**DATA LINES:**

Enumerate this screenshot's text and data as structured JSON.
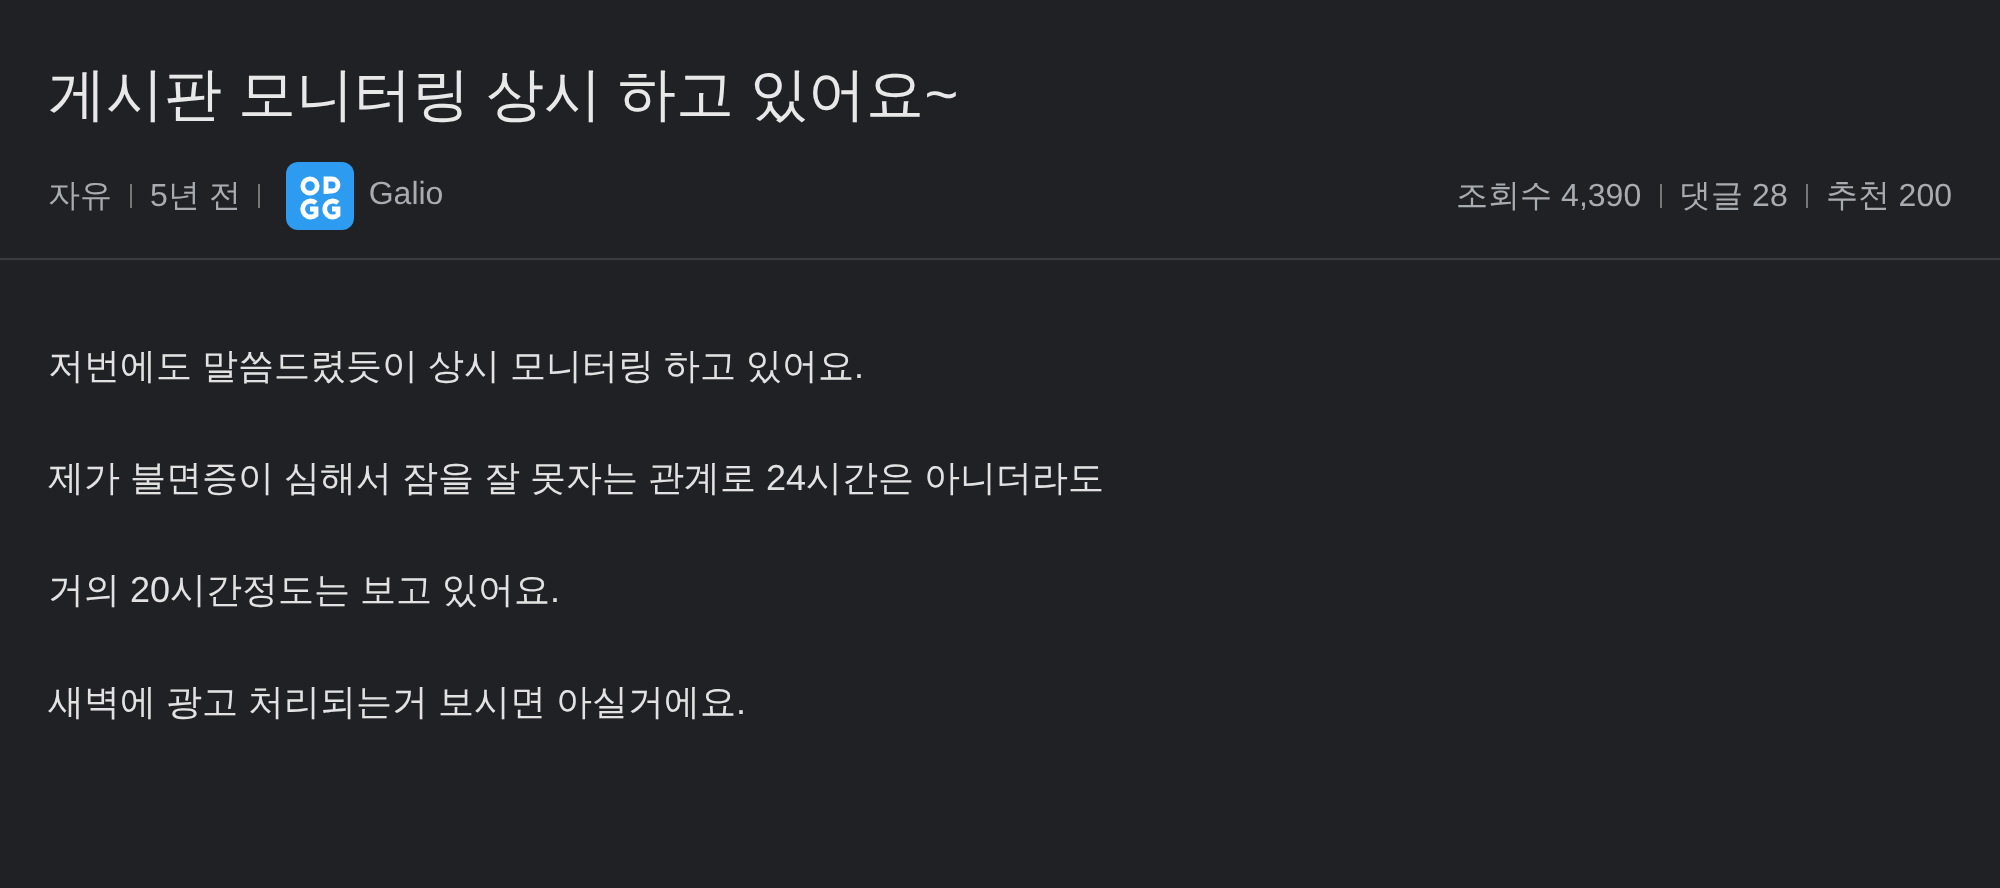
{
  "title": "게시판 모니터링 상시 하고 있어요~",
  "meta": {
    "category": "자유",
    "time": "5년 전",
    "author": "Galio"
  },
  "stats": [
    {
      "label": "조회수",
      "value": "4,390"
    },
    {
      "label": "댓글",
      "value": "28"
    },
    {
      "label": "추천",
      "value": "200"
    }
  ],
  "body": [
    "저번에도 말씀드렸듯이 상시 모니터링 하고 있어요.",
    "제가 불면증이 심해서 잠을 잘 못자는 관계로 24시간은 아니더라도",
    "거의 20시간정도는 보고 있어요.",
    "새벽에 광고 처리되는거 보시면 아실거에요."
  ]
}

**DIRECTIVE:** Pictures stay out; repeat all the rest of the records exactly.

**SOLUTION FOR THIS TASK:**
Enumerate this screenshot's text and data as structured JSON.
{
  "title": "게시판 모니터링 상시 하고 있어요~",
  "meta": {
    "category": "자유",
    "time": "5년 전",
    "author": "Galio"
  },
  "stats": [
    {
      "label": "조회수",
      "value": "4,390"
    },
    {
      "label": "댓글",
      "value": "28"
    },
    {
      "label": "추천",
      "value": "200"
    }
  ],
  "body": [
    "저번에도 말씀드렸듯이 상시 모니터링 하고 있어요.",
    "제가 불면증이 심해서 잠을 잘 못자는 관계로 24시간은 아니더라도",
    "거의 20시간정도는 보고 있어요.",
    "새벽에 광고 처리되는거 보시면 아실거에요."
  ]
}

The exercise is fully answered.